## Start EXERCISE INPUTS

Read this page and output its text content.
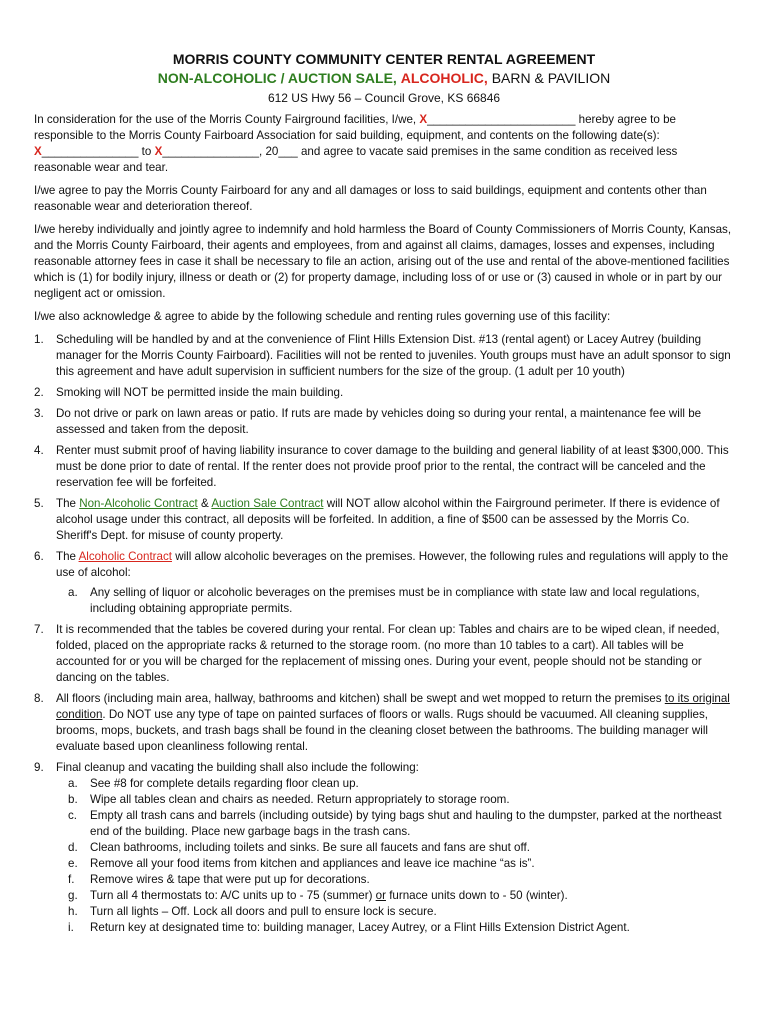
MORRIS COUNTY COMMUNITY CENTER RENTAL AGREEMENT
NON-ALCOHOLIC / AUCTION SALE, ALCOHOLIC, BARN & PAVILION
612 US Hwy 56 – Council Grove, KS 66846

In consideration for the use of the Morris County Fairground facilities, I/we, X_______________________ hereby agree to be responsible to the Morris County Fairboard Association for said building, equipment, and contents on the following date(s): X_______________ to X_______________, 20___ and agree to vacate said premises in the same condition as received less reasonable wear and tear.

I/we agree to pay the Morris County Fairboard for any and all damages or loss to said buildings, equipment and contents other than reasonable wear and deterioration thereof.

I/we hereby individually and jointly agree to indemnify and hold harmless the Board of County Commissioners of Morris County, Kansas, and the Morris County Fairboard, their agents and employees, from and against all claims, damages, losses and expenses, including reasonable attorney fees in case it shall be necessary to file an action, arising out of the use and rental of the above-mentioned facilities which is (1) for bodily injury, illness or death or (2) for property damage, including loss of or use or (3) caused in whole or in part by our negligent act or omission.

I/we also acknowledge & agree to abide by the following schedule and renting rules governing use of this facility:

1. Scheduling will be handled by and at the convenience of Flint Hills Extension Dist. #13 (rental agent) or Lacey Autrey (building manager for the Morris County Fairboard). Facilities will not be rented to juveniles. Youth groups must have an adult sponsor to sign this agreement and have adult supervision in sufficient numbers for the size of the group. (1 adult per 10 youth)
2. Smoking will NOT be permitted inside the main building.
3. Do not drive or park on lawn areas or patio. If ruts are made by vehicles doing so during your rental, a maintenance fee will be assessed and taken from the deposit.
4. Renter must submit proof of having liability insurance to cover damage to the building and general liability of at least $300,000. This must be done prior to date of rental. If the renter does not provide proof prior to the rental, the contract will be canceled and the reservation fee will be forfeited.
5. The Non-Alcoholic Contract & Auction Sale Contract will NOT allow alcohol within the Fairground perimeter. If there is evidence of alcohol usage under this contract, all deposits will be forfeited. In addition, a fine of $500 can be assessed by the Morris Co. Sheriff's Dept. for misuse of county property.
6. The Alcoholic Contract will allow alcoholic beverages on the premises. However, the following rules and regulations will apply to the use of alcohol:
a. Any selling of liquor or alcoholic beverages on the premises must be in compliance with state law and local regulations, including obtaining appropriate permits.
7. It is recommended that the tables be covered during your rental. For clean up: Tables and chairs are to be wiped clean, if needed, folded, placed on the appropriate racks & returned to the storage room. (no more than 10 tables to a cart). All tables will be accounted for or you will be charged for the replacement of missing ones. During your event, people should not be standing or dancing on the tables.
8. All floors (including main area, hallway, bathrooms and kitchen) shall be swept and wet mopped to return the premises to its original condition. Do NOT use any type of tape on painted surfaces of floors or walls. Rugs should be vacuumed. All cleaning supplies, brooms, mops, buckets, and trash bags shall be found in the cleaning closet between the bathrooms. The building manager will evaluate based upon cleanliness following rental.
9. Final cleanup and vacating the building shall also include the following:
a. See #8 for complete details regarding floor clean up.
b. Wipe all tables clean and chairs as needed. Return appropriately to storage room.
c. Empty all trash cans and barrels (including outside) by tying bags shut and hauling to the dumpster, parked at the northeast end of the building. Place new garbage bags in the trash cans.
d. Clean bathrooms, including toilets and sinks. Be sure all faucets and fans are shut off.
e. Remove all your food items from kitchen and appliances and leave ice machine “as is”.
f. Remove wires & tape that were put up for decorations.
g. Turn all 4 thermostats to: A/C units up to - 75 (summer) or furnace units down to - 50 (winter).
h. Turn all lights – Off. Lock all doors and pull to ensure lock is secure.
i. Return key at designated time to: building manager, Lacey Autrey, or a Flint Hills Extension District Agent.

## End EXERCISE INPUTS

Reproduce all of the data exactly, omitting each picture it holds.

§ COMPLETE ANSWER
Read this page and output its text content.
MORRIS COUNTY COMMUNITY CENTER RENTAL AGREEMENT
NON-ALCOHOLIC / AUCTION SALE, ALCOHOLIC, BARN & PAVILION
612 US Hwy 56 – Council Grove, KS 66846

In consideration for the use of the Morris County Fairground facilities, I/we, X_______________________ hereby agree to be responsible to the Morris County Fairboard Association for said building, equipment, and contents on the following date(s): X_______________ to X_______________, 20___ and agree to vacate said premises in the same condition as received less reasonable wear and tear.

I/we agree to pay the Morris County Fairboard for any and all damages or loss to said buildings, equipment and contents other than reasonable wear and deterioration thereof.

I/we hereby individually and jointly agree to indemnify and hold harmless the Board of County Commissioners of Morris County, Kansas, and the Morris County Fairboard, their agents and employees, from and against all claims, damages, losses and expenses, including reasonable attorney fees in case it shall be necessary to file an action, arising out of the use and rental of the above-mentioned facilities which is (1) for bodily injury, illness or death or (2) for property damage, including loss of or use or (3) caused in whole or in part by our negligent act or omission.

I/we also acknowledge & agree to abide by the following schedule and renting rules governing use of this facility:

1. Scheduling will be handled by and at the convenience of Flint Hills Extension Dist. #13 (rental agent) or Lacey Autrey (building manager for the Morris County Fairboard). Facilities will not be rented to juveniles. Youth groups must have an adult sponsor to sign this agreement and have adult supervision in sufficient numbers for the size of the group. (1 adult per 10 youth)
2. Smoking will NOT be permitted inside the main building.
3. Do not drive or park on lawn areas or patio. If ruts are made by vehicles doing so during your rental, a maintenance fee will be assessed and taken from the deposit.
4. Renter must submit proof of having liability insurance to cover damage to the building and general liability of at least $300,000. This must be done prior to date of rental. If the renter does not provide proof prior to the rental, the contract will be canceled and the reservation fee will be forfeited.
5. The Non-Alcoholic Contract & Auction Sale Contract will NOT allow alcohol within the Fairground perimeter. If there is evidence of alcohol usage under this contract, all deposits will be forfeited. In addition, a fine of $500 can be assessed by the Morris Co. Sheriff's Dept. for misuse of county property.
6. The Alcoholic Contract will allow alcoholic beverages on the premises. However, the following rules and regulations will apply to the use of alcohol:
a. Any selling of liquor or alcoholic beverages on the premises must be in compliance with state law and local regulations, including obtaining appropriate permits.
7. It is recommended that the tables be covered during your rental. For clean up: Tables and chairs are to be wiped clean, if needed, folded, placed on the appropriate racks & returned to the storage room. (no more than 10 tables to a cart). All tables will be accounted for or you will be charged for the replacement of missing ones. During your event, people should not be standing or dancing on the tables.
8. All floors (including main area, hallway, bathrooms and kitchen) shall be swept and wet mopped to return the premises to its original condition. Do NOT use any type of tape on painted surfaces of floors or walls. Rugs should be vacuumed. All cleaning supplies, brooms, mops, buckets, and trash bags shall be found in the cleaning closet between the bathrooms. The building manager will evaluate based upon cleanliness following rental.
9. Final cleanup and vacating the building shall also include the following:
a. See #8 for complete details regarding floor clean up.
b. Wipe all tables clean and chairs as needed. Return appropriately to storage room.
c. Empty all trash cans and barrels (including outside) by tying bags shut and hauling to the dumpster, parked at the northeast end of the building. Place new garbage bags in the trash cans.
d. Clean bathrooms, including toilets and sinks. Be sure all faucets and fans are shut off.
e. Remove all your food items from kitchen and appliances and leave ice machine “as is”.
f. Remove wires & tape that were put up for decorations.
g. Turn all 4 thermostats to: A/C units up to - 75 (summer) or furnace units down to - 50 (winter).
h. Turn all lights – Off. Lock all doors and pull to ensure lock is secure.
i. Return key at designated time to: building manager, Lacey Autrey, or a Flint Hills Extension District Agent.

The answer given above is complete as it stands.